- [Task instructions]
**A.** Retype the passage of the extract on household appliance noise from "They have conducted" up to and including "those aged 55+.".
**B.** Render this sentence from the extract on household appliance noise in German: "Other potential benefits can be both financial and health related."
**C.** According to the extract on household appliance noise, what are all the signs that you might need a dehumidifier?

- [Extract]
BEGIN

They have conducted a brand new 2021 survey, taking a deep dive into the UK’s attitudes towards noise in their home, in the wake of an increased ‘work from home’ culture.
Over half (57%) of Brits would like their home to be quieter, with a further 62% noting that they are drawn towards quieter appliances. This is stronger amongst those aged 18-34 (66%) compared to those aged 55+ (54%). This love for quieter appliances transfers to the cost Brits are willing to pay, with 46% of Brits willing to pay more for quieter appliances. Again, this is stronger amongst those aged 18-34 with almost two thirds (63%) willing to pay more for quieter appliances compared to only three in ten (30%) of those aged 55+.
"We measure all products by the same criteria, but specifically tests air purifiers by listening to all available modes, including the ‘Sleep’ function, which most models equip", explains Poppy. The most common sound metric is decibels — and while Quiet Mark takes decibel level into consideration while reviewing a product,they also consider it just one aspect of the product’s “sound".
And while no air purifier or dehumidifier is completely silent, the goal is to help shoppers find a model that releases a pleasant or non-intrusive sound, one that can easily fade into the background and won’t cause distraction. For example, while two purifiers could have the same decibel levels, one could emit a more irritating sound — which wouldn’t pass certification.
”Our Assessment Teams also test sound quality, including tonalities and frequencies, and use jury testing to get direct consumer feedback. Only between 10% to 20% of the quietest best performing products are awarded Quiet Mark certification".
The survey, carried over 2,000 UK adults, also revealed that almost four fifths (79%) of Brits say that it matters how loud an appliance is when purchasing one for their home, with three in five (70%) more likely to purchase an appliance labelled as quiet over one with no reference, when faced with two appliances of the same performance.
Water stains on walls or ceilings, high humidity in rooms with poor ventilation, condensation on windows, black spots of mould spores on bathroom walls, and a general musty smell throughout a space are all signs that you might need a dehumidifier.
A good dehumidifier will help to normalise a room’s humidity levels, making the air more comfortable and reduce the signs and odours of dampness. Other potential benefits can be both financial and health related.
Less moisture damage to buildings and furnishings will prolong any need for repair or replacement. Also, a less humid environment in your home helps clothing dry faster, breads and cereals will remain fresh longer before going stale, and it will prevent the build-up of rust or corrosion on metal objects like computer equipment, electronics, and tools.

END

- [Records]

BEGIN

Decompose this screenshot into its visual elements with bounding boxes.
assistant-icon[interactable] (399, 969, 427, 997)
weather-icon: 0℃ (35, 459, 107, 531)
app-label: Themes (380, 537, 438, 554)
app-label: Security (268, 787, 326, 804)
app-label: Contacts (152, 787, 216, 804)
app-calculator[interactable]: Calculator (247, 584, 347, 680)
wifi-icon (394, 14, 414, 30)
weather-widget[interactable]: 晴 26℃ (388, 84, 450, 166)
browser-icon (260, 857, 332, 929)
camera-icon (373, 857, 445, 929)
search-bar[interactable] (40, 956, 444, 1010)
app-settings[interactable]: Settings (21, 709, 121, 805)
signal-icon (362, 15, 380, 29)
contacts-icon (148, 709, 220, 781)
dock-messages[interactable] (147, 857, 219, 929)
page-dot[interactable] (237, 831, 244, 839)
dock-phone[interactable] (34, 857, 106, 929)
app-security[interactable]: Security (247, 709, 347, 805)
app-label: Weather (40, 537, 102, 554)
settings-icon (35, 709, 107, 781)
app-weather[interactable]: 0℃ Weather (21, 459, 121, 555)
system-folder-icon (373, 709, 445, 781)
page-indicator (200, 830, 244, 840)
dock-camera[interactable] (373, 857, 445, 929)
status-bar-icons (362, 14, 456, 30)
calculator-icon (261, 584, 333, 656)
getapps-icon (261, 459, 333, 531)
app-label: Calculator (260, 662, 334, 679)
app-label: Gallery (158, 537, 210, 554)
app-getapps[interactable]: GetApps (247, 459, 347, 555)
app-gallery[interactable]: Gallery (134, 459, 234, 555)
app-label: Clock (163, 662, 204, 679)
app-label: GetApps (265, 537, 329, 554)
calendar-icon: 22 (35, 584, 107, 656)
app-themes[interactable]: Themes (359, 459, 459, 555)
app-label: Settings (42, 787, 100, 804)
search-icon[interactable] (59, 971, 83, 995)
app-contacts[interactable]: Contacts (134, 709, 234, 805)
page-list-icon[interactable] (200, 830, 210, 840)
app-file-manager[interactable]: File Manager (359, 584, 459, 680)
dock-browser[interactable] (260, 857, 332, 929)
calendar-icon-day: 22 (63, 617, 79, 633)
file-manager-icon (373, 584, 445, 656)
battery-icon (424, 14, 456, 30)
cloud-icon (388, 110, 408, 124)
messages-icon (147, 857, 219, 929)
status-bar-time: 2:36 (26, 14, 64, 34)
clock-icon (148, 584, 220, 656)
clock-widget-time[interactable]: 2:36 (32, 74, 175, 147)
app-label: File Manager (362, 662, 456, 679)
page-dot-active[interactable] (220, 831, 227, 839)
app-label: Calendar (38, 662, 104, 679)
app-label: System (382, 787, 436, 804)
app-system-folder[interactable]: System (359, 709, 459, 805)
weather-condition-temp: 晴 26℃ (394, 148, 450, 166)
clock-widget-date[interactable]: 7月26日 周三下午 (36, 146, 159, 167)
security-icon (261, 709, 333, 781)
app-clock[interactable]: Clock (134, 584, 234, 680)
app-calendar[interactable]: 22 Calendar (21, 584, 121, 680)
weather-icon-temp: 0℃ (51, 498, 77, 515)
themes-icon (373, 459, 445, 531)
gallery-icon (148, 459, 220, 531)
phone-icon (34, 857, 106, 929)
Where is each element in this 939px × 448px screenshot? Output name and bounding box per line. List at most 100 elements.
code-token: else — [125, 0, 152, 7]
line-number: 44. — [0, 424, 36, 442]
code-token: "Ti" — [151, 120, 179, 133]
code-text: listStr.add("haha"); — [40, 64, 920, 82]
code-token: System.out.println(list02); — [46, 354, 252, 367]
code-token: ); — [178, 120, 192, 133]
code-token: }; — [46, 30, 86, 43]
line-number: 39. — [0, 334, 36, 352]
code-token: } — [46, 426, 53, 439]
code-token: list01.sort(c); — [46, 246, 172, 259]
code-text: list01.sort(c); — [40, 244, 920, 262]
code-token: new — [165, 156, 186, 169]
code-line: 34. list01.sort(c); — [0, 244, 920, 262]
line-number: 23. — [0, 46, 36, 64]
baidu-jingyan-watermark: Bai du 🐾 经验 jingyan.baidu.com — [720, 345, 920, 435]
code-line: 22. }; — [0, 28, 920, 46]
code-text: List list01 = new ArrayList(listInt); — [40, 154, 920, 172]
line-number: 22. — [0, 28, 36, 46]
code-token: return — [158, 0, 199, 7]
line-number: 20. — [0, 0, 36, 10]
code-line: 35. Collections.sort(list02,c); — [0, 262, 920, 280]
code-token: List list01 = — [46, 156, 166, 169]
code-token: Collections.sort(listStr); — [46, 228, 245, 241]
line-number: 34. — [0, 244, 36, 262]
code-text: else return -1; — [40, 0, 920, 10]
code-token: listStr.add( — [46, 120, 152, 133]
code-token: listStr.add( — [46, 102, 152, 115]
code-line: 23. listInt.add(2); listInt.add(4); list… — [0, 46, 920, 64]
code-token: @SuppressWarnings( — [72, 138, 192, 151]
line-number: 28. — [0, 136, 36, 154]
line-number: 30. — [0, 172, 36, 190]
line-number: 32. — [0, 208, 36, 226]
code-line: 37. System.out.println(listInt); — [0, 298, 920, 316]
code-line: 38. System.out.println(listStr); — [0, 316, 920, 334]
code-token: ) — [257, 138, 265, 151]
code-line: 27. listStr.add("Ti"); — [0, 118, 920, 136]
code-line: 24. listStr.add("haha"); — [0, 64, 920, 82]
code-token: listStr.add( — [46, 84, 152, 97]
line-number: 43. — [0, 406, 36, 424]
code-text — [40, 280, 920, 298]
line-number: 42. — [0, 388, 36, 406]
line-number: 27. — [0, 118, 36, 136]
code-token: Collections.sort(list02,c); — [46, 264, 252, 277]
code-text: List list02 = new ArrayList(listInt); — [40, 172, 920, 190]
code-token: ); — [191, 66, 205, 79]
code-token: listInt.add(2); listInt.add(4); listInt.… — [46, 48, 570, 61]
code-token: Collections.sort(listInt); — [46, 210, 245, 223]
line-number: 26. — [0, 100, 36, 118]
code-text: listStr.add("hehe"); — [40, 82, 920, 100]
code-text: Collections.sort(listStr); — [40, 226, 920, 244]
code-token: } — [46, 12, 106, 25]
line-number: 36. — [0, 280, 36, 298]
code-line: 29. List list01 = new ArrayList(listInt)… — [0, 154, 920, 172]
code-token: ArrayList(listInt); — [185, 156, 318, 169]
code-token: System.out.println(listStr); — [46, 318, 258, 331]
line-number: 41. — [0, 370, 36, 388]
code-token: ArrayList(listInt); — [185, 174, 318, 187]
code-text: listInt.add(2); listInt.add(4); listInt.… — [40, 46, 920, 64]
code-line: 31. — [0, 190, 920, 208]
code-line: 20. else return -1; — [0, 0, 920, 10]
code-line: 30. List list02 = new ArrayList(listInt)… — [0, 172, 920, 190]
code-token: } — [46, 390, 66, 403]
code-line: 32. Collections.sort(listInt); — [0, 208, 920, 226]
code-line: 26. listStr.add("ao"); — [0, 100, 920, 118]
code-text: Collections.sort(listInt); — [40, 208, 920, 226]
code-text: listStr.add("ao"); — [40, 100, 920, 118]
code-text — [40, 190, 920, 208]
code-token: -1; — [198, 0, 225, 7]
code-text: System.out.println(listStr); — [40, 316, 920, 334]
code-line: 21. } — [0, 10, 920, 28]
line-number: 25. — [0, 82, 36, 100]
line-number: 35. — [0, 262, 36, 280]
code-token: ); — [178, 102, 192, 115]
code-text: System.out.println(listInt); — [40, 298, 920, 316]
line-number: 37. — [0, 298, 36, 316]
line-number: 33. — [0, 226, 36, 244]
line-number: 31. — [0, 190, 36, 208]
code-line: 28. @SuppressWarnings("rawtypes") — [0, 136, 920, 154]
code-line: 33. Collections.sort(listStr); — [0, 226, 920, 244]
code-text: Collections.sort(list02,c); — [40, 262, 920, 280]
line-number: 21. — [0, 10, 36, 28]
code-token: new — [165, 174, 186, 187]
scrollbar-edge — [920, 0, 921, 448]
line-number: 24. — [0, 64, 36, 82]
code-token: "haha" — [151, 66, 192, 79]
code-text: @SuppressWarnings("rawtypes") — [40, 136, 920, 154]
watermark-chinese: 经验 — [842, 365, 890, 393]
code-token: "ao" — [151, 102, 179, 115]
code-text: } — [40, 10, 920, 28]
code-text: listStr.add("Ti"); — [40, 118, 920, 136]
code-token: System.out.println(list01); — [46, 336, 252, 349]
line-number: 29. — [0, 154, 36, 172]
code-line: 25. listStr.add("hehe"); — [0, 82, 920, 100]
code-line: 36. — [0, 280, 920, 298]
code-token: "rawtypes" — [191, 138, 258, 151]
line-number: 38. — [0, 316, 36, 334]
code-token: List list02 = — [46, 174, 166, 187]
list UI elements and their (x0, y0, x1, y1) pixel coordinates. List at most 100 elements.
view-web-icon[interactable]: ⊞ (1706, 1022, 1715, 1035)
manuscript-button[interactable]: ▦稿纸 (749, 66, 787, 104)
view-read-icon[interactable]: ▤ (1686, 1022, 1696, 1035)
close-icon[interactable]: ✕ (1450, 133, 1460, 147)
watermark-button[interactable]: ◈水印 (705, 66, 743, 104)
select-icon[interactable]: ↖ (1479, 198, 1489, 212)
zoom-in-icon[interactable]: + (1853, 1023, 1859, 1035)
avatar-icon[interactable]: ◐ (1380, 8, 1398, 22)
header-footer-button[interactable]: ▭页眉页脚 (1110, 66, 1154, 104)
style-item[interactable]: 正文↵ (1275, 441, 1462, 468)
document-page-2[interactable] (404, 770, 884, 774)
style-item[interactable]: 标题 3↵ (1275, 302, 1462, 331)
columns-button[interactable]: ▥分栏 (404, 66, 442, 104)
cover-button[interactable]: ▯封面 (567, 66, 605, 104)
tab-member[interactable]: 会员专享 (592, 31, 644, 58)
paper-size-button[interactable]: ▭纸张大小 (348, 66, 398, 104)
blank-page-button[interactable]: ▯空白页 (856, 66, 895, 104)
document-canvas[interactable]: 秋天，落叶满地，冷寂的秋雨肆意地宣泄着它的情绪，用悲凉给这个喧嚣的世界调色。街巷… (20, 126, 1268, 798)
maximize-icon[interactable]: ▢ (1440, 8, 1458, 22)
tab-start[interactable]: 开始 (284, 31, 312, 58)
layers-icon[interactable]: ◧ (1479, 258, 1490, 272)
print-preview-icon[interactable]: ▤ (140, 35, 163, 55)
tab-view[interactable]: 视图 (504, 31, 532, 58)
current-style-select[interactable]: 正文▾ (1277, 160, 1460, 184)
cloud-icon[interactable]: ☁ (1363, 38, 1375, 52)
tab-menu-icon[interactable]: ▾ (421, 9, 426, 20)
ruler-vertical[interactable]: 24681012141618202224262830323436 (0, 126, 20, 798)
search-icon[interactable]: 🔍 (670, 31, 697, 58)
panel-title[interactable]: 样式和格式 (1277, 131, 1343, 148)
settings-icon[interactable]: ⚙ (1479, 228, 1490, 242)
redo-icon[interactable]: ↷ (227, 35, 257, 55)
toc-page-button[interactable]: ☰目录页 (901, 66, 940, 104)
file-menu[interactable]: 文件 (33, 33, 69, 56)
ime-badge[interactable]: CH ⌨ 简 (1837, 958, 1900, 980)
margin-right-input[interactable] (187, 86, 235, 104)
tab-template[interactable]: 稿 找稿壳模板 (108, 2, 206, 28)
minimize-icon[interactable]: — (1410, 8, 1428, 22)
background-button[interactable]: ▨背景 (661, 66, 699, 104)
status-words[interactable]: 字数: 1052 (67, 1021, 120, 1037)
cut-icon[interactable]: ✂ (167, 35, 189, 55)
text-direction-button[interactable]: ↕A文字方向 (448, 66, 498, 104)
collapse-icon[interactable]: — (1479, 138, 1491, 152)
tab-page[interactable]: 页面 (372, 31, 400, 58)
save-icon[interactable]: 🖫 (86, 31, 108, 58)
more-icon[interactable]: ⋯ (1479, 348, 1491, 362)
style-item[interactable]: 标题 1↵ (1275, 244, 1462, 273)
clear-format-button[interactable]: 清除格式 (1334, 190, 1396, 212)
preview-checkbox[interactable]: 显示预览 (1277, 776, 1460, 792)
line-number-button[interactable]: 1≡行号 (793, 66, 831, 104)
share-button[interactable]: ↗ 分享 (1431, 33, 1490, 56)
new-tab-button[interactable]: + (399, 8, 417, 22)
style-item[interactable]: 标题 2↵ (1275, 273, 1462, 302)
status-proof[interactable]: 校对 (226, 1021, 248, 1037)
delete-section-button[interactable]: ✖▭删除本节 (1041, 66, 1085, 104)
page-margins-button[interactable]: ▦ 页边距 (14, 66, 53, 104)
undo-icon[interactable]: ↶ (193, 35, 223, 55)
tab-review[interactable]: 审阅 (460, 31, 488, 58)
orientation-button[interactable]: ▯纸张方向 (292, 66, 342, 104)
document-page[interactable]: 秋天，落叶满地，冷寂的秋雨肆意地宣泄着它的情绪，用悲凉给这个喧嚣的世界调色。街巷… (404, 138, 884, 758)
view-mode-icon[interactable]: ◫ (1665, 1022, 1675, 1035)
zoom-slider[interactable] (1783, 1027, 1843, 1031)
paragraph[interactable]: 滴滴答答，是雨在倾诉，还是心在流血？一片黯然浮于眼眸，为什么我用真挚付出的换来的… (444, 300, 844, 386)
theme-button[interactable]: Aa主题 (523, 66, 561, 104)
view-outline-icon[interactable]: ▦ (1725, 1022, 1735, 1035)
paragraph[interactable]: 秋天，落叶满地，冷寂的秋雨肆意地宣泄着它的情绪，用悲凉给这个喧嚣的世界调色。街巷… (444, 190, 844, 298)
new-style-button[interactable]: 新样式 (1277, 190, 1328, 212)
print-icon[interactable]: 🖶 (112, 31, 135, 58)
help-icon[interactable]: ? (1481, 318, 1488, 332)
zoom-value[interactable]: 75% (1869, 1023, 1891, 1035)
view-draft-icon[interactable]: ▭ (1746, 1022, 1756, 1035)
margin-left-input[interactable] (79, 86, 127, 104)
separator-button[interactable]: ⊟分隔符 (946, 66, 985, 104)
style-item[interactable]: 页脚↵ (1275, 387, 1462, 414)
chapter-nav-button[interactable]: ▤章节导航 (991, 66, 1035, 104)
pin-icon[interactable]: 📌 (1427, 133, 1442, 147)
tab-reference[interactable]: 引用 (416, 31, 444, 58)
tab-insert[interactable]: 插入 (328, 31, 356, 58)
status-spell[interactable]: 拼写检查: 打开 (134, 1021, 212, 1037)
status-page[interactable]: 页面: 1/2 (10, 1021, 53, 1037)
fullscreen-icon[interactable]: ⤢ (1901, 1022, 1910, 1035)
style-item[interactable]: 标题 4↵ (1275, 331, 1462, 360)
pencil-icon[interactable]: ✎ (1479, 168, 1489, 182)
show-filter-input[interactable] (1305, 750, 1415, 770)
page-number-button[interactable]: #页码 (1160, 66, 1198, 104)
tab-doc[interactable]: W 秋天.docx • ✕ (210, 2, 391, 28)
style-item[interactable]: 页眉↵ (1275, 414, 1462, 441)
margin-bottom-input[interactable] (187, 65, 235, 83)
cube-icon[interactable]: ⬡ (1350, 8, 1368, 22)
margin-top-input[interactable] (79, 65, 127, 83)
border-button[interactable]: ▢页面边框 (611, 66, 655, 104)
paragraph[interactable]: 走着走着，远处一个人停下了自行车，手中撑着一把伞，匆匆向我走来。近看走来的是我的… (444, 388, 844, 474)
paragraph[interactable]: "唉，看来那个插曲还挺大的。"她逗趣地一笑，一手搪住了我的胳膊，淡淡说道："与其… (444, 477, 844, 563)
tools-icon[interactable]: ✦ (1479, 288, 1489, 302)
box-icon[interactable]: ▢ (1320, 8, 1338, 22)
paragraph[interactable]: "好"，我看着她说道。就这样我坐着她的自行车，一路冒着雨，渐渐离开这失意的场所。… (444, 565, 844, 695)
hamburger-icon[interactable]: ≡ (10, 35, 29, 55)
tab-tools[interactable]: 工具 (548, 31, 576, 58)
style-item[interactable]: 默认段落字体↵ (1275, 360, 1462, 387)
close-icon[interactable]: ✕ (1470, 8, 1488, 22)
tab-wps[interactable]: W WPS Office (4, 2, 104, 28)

END

- [Answers by task]
**A.**
They have conducted a brand new 2021 survey, taking a deep dive into the UK’s attitudes towards noise in their home, in the wake of an increased ‘work from home’ culture.
Over half (57%) of Brits would like their home to be quieter, with a further 62% noting that they are drawn towards quieter appliances. This is stronger amongst those aged 18-34 (66%) compared to those aged 55+ (54%). This love for quieter appliances transfers to the cost Brits are willing to pay, with 46% of Brits willing to pay more for quieter appliances. Again, this is stronger amongst those aged 18-34 with almost two thirds (63%) willing to pay more for quieter appliances compared to only three in ten (30%) of those aged 55+.

**B.** Weitere mögliche Vorteile können sowohl finanzieller als auch gesundheitlicher Art sein.

**C.**
- Water stains on walls or ceilings
- High humidity in rooms with poor ventilation
- Condensation on windows
- Black spots of mould spores on bathroom walls
- A general musty smell throughout a space